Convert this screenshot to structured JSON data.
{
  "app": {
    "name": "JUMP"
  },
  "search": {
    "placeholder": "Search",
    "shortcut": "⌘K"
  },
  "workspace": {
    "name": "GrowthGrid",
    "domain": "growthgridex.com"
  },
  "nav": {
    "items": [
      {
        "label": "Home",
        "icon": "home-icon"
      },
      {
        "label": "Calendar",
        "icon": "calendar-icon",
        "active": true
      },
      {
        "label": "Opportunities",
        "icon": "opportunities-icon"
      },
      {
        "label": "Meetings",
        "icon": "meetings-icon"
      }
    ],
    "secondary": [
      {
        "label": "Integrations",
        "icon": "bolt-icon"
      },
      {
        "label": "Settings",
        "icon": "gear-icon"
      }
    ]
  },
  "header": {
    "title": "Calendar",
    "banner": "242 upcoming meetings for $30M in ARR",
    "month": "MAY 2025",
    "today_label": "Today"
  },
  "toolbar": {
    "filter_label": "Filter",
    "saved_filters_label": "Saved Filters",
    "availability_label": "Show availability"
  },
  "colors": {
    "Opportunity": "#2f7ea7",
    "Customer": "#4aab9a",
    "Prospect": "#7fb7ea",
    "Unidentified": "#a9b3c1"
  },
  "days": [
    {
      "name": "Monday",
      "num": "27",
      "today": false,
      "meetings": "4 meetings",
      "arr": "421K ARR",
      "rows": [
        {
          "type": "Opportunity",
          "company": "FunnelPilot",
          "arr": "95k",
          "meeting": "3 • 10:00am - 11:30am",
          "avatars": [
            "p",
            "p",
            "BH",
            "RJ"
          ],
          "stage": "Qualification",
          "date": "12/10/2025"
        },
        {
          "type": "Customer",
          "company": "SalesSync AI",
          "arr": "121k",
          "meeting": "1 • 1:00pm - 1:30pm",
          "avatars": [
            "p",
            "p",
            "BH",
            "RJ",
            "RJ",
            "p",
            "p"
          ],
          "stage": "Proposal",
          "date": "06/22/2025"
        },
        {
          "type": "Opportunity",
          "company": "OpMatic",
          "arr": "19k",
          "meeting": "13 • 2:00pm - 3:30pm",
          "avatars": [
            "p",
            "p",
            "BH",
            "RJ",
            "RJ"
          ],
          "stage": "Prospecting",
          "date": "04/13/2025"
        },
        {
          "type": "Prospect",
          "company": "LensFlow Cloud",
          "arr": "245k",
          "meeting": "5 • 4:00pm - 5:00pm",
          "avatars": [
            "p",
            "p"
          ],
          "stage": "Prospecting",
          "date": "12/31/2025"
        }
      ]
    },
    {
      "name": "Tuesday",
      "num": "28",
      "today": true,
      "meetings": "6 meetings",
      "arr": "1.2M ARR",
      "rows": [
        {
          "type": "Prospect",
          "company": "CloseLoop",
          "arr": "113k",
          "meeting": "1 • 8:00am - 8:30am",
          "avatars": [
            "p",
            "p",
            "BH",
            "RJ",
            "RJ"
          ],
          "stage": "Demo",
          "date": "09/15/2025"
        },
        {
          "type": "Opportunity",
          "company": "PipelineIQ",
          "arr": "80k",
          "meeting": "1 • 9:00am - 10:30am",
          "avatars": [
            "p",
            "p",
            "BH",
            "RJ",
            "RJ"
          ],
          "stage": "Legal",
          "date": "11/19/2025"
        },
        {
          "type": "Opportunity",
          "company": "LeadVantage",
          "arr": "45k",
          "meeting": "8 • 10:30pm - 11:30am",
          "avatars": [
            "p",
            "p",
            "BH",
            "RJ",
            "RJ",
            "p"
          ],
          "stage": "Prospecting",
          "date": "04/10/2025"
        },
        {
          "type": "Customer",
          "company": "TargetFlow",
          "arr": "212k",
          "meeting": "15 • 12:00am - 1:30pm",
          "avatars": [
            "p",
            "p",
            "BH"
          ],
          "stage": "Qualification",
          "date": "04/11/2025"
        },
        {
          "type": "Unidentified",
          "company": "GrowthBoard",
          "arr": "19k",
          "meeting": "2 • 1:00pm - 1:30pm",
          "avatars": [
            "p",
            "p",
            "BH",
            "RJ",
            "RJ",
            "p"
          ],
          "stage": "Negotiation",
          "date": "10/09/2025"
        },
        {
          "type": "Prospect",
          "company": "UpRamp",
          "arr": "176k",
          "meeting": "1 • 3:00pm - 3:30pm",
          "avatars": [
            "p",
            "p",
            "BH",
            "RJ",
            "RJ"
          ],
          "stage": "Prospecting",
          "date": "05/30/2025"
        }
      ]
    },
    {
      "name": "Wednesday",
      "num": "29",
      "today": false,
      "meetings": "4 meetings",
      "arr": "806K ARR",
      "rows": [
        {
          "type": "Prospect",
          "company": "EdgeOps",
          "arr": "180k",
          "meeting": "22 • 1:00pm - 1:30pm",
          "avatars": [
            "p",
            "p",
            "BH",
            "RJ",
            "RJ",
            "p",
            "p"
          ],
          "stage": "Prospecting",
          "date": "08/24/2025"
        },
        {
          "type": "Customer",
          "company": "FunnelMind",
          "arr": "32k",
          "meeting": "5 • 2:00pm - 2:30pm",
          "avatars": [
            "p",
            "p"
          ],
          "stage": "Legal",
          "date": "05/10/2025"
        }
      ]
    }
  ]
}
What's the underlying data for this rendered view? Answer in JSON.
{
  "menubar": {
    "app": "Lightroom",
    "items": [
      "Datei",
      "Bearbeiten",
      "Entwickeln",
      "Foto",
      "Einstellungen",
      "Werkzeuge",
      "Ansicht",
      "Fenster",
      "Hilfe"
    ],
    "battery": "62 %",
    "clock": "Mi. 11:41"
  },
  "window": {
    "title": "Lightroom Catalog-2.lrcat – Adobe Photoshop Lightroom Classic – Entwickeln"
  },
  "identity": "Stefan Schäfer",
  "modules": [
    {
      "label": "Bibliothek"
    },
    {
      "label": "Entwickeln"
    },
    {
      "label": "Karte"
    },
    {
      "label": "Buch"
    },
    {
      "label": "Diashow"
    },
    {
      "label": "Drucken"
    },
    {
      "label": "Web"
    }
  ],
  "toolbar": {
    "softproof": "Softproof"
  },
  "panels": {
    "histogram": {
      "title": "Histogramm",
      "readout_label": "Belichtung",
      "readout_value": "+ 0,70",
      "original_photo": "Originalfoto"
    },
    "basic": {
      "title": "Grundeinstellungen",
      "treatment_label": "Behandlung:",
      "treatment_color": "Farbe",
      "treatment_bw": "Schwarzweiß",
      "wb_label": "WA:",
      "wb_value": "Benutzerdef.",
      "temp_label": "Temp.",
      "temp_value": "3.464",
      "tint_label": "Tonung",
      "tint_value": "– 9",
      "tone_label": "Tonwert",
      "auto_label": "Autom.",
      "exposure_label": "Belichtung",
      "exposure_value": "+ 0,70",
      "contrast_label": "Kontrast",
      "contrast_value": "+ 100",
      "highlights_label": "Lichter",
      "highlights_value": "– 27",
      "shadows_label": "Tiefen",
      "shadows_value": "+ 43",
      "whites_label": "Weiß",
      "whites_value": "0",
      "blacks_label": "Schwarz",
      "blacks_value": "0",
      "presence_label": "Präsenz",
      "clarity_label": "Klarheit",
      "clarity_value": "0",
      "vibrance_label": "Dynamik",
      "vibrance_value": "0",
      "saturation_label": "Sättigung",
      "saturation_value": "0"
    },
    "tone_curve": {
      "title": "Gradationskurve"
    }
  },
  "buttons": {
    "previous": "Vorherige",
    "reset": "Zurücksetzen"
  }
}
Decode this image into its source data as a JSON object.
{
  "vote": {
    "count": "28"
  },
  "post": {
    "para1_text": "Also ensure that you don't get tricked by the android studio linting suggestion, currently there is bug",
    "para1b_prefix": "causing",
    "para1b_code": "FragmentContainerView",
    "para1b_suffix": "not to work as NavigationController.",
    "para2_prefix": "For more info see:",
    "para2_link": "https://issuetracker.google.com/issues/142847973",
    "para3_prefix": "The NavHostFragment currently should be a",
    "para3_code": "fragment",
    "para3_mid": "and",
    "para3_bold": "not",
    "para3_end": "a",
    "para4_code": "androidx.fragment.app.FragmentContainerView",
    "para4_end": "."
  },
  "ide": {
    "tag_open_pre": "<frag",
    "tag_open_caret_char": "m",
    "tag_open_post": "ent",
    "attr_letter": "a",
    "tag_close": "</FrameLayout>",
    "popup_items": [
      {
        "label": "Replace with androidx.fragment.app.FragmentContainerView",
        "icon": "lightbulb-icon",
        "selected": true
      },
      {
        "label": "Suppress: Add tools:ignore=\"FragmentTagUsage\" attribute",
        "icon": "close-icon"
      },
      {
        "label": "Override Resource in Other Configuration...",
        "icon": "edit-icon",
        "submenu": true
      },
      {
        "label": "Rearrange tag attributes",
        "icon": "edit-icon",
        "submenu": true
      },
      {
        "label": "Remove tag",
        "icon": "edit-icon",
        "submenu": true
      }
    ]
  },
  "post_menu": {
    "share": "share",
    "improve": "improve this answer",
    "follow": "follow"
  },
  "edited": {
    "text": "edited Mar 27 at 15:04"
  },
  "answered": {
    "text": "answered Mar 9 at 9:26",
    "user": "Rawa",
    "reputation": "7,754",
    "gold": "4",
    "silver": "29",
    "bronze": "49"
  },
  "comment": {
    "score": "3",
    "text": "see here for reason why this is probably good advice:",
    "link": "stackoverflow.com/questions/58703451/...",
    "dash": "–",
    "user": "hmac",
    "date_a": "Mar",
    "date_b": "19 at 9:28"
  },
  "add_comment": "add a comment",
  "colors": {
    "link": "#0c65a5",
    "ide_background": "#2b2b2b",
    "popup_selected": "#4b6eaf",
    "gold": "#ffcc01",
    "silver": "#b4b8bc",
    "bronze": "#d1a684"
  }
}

● ● ●

The exercise ▸
Report all lines of the material that contain the word "data".

Task output ▸
Convert this screenshot to structured JSON data.
What's the underlying data for this rendered view? Answer in JSON.
Decode this image into its source data as a JSON object.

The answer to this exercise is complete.